** Start Source data **

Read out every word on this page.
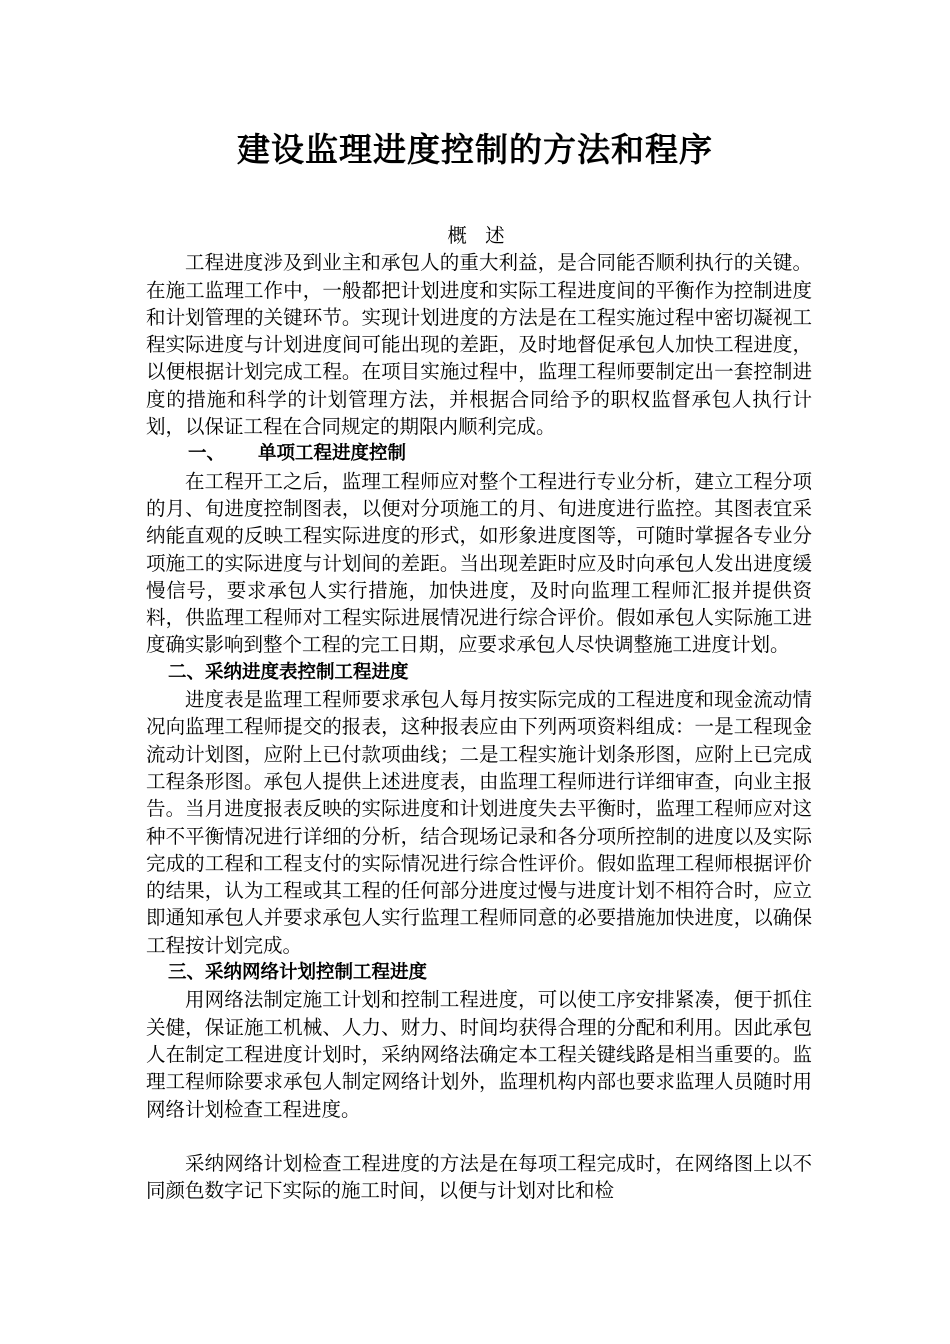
建设监理进度控制的方法和程序

概 述

工程进度涉及到业主和承包人的重大利益，是合同能否顺利执行的关键。在施工监理工作中，一般都把计划进度和实际工程进度间的平衡作为控制进度和计划管理的关键环节。实现计划进度的方法是在工程实施过程中密切凝视工程实际进度与计划进度间可能出现的差距，及时地督促承包人加快工程进度，以便根据计划完成工程。在项目实施过程中，监理工程师要制定出一套控制进度的措施和科学的计划管理方法，并根据合同给予的职权监督承包人执行计划，以保证工程在合同规定的期限内顺利完成。

一、 单项工程进度控制

在工程开工之后，监理工程师应对整个工程进行专业分析，建立工程分项的月、旬进度控制图表，以便对分项施工的月、旬进度进行监控。其图表宜采纳能直观的反映工程实际进度的形式，如形象进度图等，可随时掌握各专业分项施工的实际进度与计划间的差距。当出现差距时应及时向承包人发出进度缓慢信号，要求承包人实行措施，加快进度，及时向监理工程师汇报并提供资料，供监理工程师对工程实际进展情况进行综合评价。假如承包人实际施工进度确实影响到整个工程的完工日期，应要求承包人尽快调整施工进度计划。

二、采纳进度表控制工程进度

进度表是监理工程师要求承包人每月按实际完成的工程进度和现金流动情况向监理工程师提交的报表，这种报表应由下列两项资料组成：一是工程现金流动计划图，应附上已付款项曲线；二是工程实施计划条形图，应附上已完成工程条形图。承包人提供上述进度表，由监理工程师进行详细审查，向业主报告。当月进度报表反映的实际进度和计划进度失去平衡时，监理工程师应对这种不平衡情况进行详细的分析，结合现场记录和各分项所控制的进度以及实际完成的工程和工程支付的实际情况进行综合性评价。假如监理工程师根据评价的结果，认为工程或其工程的任何部分进度过慢与进度计划不相符合时，应立即通知承包人并要求承包人实行监理工程师同意的必要措施加快进度，以确保工程按计划完成。

三、采纳网络计划控制工程进度

用网络法制定施工计划和控制工程进度，可以使工序安排紧凑，便于抓住关健，保证施工机械、人力、财力、时间均获得合理的分配和利用。因此承包人在制定工程进度计划时，采纳网络法确定本工程关键线路是相当重要的。监理工程师除要求承包人制定网络计划外，监理机构内部也要求监理人员随时用网络计划检查工程进度。

采纳网络计划检查工程进度的方法是在每项工程完成时，在网络图上以不同颜色数字记下实际的施工时间，以便与计划对比和检
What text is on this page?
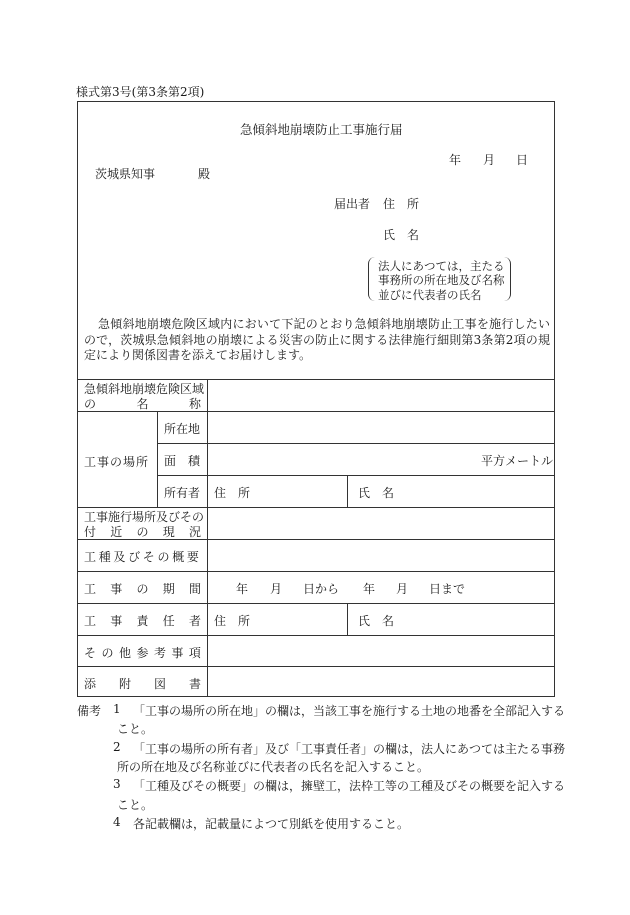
様式第3号(第3条第2項)
急傾斜地崩壊防止工事施行届
年 月 日
茨城県知事	殿
届出者 住　所
氏　名
法人にあつては，主たる
事務所の所在地及び名称
並びに代表者の氏名
急傾斜地崩壊危険区域内において下記のとおり急傾斜地崩壊防止工事を施行したいので，茨城県急傾斜地の崩壊による災害の防止に関する法律施行細則第3条第2項の規定により関係図書を添えてお届けします。
急傾斜地崩壊危険区域
の	名	称
工事の場所
所在地
面　積	平方メートル
所有者 住　所	氏　名
工事施行場所及びその
付 近 の 現 況
工種及びその概要
工 事 の 期 間	年 月 日から 年 月 日まで
工 事 責 任 者 住　所	氏　名
そ の 他 参 考 事 項
添 附 図 書
備考 1 「工事の場所の所在地」の欄は，当該工事を施行する土地の地番を全部記入する
こと。
2 「工事の場所の所有者」及び「工事責任者」の欄は，法人にあつては主たる事務
所の所在地及び名称並びに代表者の氏名を記入すること。
3 「工種及びその概要」の欄は，擁壁工，法枠工等の工種及びその概要を記入する
こと。
4 各記載欄は，記載量によつて別紙を使用すること。
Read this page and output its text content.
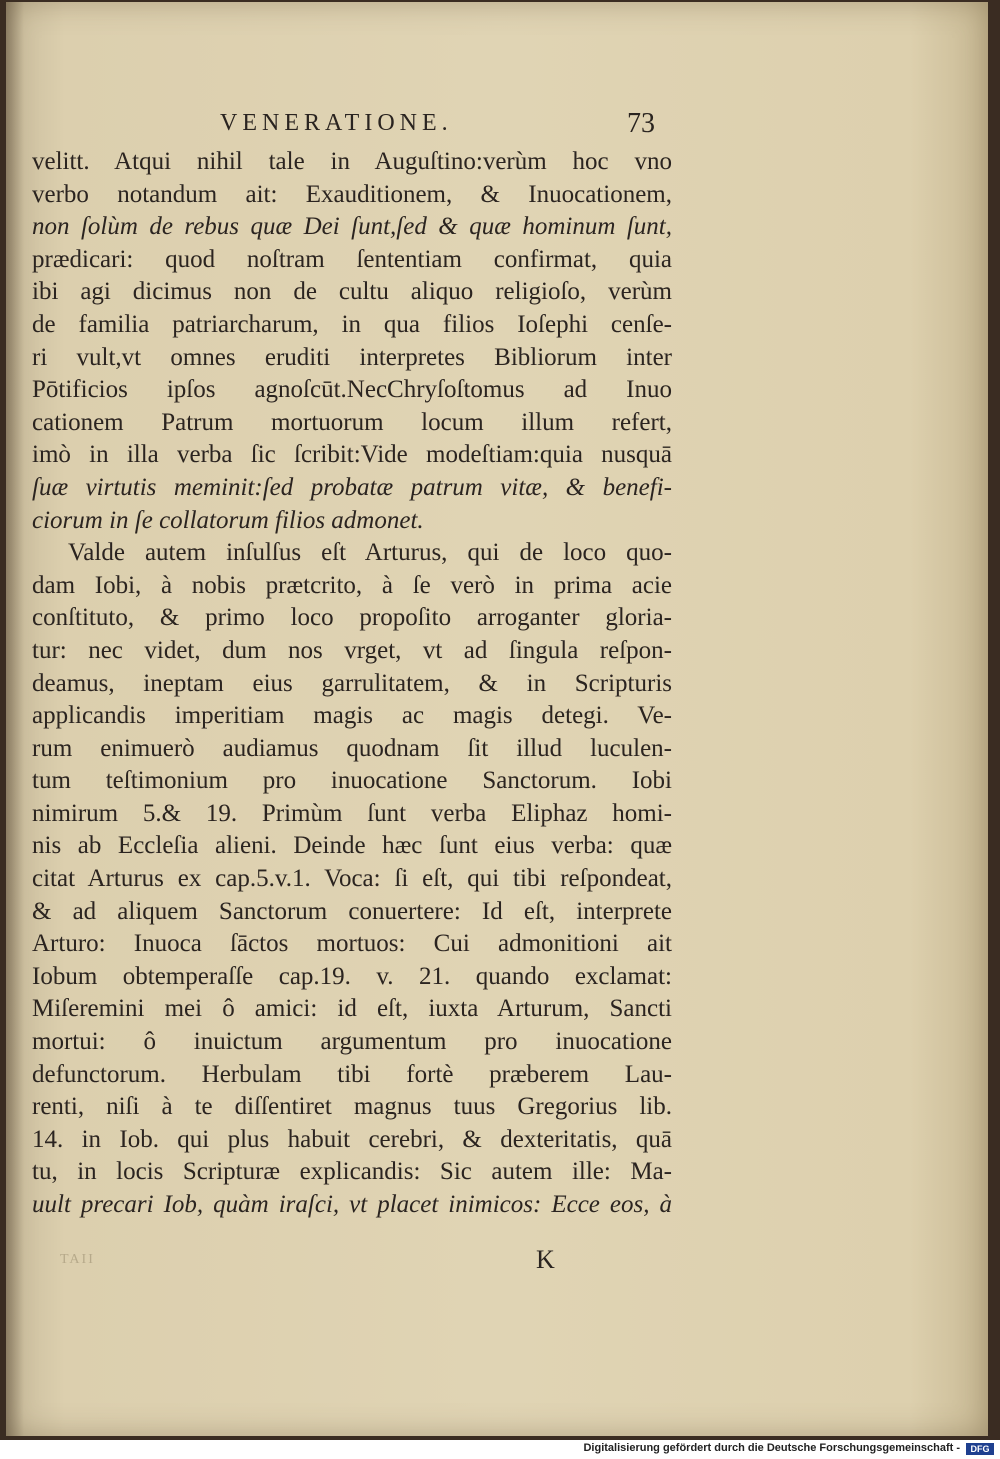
VENERATIONE.	73
velitt. Atqui nihil tale in Auguſtino:verùm hoc vno
verbo notandum ait: Exauditionem, & Inuocationem,
non ſolùm de rebus quæ Dei ſunt,ſed & quæ hominum ſunt,
prædicari: quod noſtram ſententiam confirmat, quia
ibi agi dicimus non de cultu aliquo religioſo, verùm
de familia patriarcharum, in qua filios Ioſephi cenſe-
ri vult,vt omnes eruditi interpretes Bibliorum inter
Pōtificios ipſos agnoſcūt.NecChryſoſtomus ad Inuo
cationem Patrum mortuorum locum illum refert,
imò in illa verba ſic ſcribit:Vide modeſtiam:quia nusquā
ſuæ virtutis meminit:ſed probatæ patrum vitæ, & benefi-
ciorum in ſe collatorum filios admonet.
Valde autem inſulſus eſt Arturus, qui de loco quo-
dam Iobi, à nobis prætcrito, à ſe verò in prima acie
conſtituto, & primo loco propoſito arroganter gloria-
tur: nec videt, dum nos vrget, vt ad ſingula reſpon-
deamus, ineptam eius garrulitatem, & in Scripturis
applicandis imperitiam magis ac magis detegi. Ve-
rum enimuerò audiamus quodnam ſit illud luculen-
tum teſtimonium pro inuocatione Sanctorum. Iobi
nimirum 5.& 19. Primùm ſunt verba Eliphaz homi-
nis ab Eccleſia alieni. Deinde hæc ſunt eius verba: quæ
citat Arturus ex cap.5.v.1. Voca: ſi eſt, qui tibi reſpondeat,
& ad aliquem Sanctorum conuertere: Id eſt, interprete
Arturo: Inuoca ſāctos mortuos: Cui admonitioni ait
Iobum obtemperaſſe cap.19. v. 21. quando exclamat:
Miſeremini mei ô amici: id eſt, iuxta Arturum, Sancti
mortui: ô inuictum argumentum pro inuocatione
defunctorum. Herbulam tibi fortè præberem Lau-
renti, niſi à te diſſentiret magnus tuus Gregorius lib.
14. in Iob. qui plus habuit cerebri, & dexteritatis, quā
tu, in locis Scripturæ explicandis: Sic autem ille: Ma-
uult precari Iob, quàm iraſci, vt placet inimicos: Ecce eos, à
TAII	K
Digitalisierung gefördert durch die Deutsche Forschungsgemeinschaft -	DFG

** End Source data **

■ The problem
Find each line holding the string "loco" and copy it out.

■ Full answer
Valde autem inſulſus eſt Arturus, qui de loco quo-
conſtituto, & primo loco propoſito arroganter gloria-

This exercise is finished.